Required work:
Extract every line below that contains the word "screenshot".

Items from a figure collection:
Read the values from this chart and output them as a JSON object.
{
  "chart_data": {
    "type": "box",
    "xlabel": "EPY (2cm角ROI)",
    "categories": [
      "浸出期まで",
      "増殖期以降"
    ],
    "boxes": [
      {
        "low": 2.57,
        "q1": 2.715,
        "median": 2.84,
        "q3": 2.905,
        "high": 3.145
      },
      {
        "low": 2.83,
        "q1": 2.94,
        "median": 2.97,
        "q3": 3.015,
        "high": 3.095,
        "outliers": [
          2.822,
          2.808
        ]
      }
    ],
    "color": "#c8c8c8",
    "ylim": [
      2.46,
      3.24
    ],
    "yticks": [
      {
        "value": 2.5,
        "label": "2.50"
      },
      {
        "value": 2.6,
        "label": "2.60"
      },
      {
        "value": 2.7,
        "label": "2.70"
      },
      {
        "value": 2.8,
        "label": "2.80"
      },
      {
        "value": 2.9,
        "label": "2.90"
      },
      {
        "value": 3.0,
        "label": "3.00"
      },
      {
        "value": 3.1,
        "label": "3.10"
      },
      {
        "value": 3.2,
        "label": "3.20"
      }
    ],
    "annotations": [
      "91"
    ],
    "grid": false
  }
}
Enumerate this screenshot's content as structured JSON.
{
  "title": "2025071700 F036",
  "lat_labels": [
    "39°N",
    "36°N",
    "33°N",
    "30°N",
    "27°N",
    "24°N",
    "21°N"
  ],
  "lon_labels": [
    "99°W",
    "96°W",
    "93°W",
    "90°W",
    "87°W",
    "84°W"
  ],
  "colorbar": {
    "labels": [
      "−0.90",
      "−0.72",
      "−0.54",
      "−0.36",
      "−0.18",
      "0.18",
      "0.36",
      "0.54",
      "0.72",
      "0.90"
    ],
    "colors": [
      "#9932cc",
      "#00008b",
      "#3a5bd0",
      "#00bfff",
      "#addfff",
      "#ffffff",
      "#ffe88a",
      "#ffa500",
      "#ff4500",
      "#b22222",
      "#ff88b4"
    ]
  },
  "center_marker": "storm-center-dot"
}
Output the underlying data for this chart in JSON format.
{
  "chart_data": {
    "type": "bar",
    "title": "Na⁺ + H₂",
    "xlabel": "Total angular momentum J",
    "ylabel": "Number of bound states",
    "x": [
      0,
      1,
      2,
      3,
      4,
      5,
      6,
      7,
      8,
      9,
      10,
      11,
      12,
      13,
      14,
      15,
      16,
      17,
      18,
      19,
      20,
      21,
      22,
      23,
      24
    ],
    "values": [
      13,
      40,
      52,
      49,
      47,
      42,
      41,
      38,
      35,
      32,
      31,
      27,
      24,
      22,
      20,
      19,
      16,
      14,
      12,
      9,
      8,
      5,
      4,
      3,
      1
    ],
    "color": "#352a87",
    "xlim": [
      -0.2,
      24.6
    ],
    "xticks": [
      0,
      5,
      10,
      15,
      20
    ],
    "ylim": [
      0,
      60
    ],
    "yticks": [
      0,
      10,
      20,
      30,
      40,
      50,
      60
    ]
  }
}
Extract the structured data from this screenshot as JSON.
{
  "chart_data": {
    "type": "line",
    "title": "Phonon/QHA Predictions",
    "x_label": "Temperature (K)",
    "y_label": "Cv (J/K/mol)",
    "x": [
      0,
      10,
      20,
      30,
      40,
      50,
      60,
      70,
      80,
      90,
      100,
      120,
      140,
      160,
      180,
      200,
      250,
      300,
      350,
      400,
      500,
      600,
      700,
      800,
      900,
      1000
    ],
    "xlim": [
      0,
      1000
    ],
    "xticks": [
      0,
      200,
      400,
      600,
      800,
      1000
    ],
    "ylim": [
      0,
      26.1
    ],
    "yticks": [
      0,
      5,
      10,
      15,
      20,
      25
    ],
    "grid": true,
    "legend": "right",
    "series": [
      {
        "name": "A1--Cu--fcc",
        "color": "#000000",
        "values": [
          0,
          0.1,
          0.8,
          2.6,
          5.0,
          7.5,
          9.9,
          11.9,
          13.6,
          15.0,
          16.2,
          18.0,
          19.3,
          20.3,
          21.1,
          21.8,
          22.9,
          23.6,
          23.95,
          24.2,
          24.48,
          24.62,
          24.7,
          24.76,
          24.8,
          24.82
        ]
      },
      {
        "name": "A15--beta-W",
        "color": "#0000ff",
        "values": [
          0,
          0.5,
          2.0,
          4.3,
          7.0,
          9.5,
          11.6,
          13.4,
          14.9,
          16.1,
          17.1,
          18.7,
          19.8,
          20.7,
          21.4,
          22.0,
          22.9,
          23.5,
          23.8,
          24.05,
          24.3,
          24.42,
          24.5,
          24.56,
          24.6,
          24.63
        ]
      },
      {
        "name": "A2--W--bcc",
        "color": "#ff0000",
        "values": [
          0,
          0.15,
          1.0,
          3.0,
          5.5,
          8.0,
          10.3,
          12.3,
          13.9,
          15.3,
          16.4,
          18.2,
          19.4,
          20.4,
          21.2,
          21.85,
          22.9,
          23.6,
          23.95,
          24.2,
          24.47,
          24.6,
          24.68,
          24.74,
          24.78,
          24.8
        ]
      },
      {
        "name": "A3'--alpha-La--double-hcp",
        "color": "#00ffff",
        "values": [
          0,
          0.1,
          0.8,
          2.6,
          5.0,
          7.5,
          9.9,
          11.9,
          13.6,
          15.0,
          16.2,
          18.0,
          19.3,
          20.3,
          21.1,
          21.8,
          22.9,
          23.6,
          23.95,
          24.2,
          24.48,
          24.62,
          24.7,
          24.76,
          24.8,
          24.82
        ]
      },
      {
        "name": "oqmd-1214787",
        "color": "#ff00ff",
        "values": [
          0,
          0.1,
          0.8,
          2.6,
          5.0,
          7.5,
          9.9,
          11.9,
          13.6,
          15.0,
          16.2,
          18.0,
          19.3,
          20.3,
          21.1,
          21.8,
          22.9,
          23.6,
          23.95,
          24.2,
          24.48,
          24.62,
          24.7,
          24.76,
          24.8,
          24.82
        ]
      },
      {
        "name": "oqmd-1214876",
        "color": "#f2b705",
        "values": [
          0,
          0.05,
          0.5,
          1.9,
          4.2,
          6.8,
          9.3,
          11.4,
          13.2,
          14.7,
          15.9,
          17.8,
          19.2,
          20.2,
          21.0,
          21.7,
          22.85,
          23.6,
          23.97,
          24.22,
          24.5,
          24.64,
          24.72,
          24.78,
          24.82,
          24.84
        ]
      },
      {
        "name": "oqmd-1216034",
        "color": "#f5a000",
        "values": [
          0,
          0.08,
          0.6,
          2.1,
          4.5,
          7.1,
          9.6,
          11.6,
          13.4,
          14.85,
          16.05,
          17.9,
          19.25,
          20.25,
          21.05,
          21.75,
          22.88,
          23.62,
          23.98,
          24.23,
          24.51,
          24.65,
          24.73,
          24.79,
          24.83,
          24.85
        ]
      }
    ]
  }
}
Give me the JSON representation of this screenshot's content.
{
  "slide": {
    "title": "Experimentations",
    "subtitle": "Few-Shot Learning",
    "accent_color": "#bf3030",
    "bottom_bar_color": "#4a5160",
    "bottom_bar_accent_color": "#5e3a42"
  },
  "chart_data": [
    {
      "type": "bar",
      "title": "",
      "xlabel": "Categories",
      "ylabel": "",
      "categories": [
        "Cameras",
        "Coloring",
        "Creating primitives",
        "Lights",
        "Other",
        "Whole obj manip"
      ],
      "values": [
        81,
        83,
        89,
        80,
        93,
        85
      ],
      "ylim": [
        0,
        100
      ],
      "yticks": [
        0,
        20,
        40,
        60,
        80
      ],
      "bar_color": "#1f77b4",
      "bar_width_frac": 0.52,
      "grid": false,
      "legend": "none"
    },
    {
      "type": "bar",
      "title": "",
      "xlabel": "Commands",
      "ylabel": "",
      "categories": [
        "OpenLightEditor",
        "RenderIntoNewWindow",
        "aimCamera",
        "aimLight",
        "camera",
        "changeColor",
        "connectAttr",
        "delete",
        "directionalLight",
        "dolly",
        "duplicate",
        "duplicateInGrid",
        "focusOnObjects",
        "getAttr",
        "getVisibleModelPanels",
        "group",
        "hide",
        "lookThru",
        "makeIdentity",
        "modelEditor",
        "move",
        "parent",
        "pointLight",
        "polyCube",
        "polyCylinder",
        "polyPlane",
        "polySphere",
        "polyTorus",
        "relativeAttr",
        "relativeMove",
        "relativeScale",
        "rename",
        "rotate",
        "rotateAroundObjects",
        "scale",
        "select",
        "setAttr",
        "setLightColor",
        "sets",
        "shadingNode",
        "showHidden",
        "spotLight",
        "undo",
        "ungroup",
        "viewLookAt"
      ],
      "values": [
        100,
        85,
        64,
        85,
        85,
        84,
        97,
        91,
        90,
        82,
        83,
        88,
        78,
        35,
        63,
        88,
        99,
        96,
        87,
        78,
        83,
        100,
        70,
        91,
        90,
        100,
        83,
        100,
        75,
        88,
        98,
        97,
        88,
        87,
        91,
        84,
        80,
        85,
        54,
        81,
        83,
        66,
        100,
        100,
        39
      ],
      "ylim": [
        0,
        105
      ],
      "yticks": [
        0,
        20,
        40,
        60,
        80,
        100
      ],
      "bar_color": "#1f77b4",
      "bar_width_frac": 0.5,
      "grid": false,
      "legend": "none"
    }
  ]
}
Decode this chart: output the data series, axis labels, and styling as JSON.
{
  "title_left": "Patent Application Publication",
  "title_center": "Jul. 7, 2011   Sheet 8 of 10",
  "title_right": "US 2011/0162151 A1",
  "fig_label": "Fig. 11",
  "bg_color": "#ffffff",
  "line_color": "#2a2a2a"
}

The solution:
Enumerate this screenshot's content as structured JSON.
Extract the structured data from this screenshot as JSON.
Give me the JSON representation of this screenshot's content.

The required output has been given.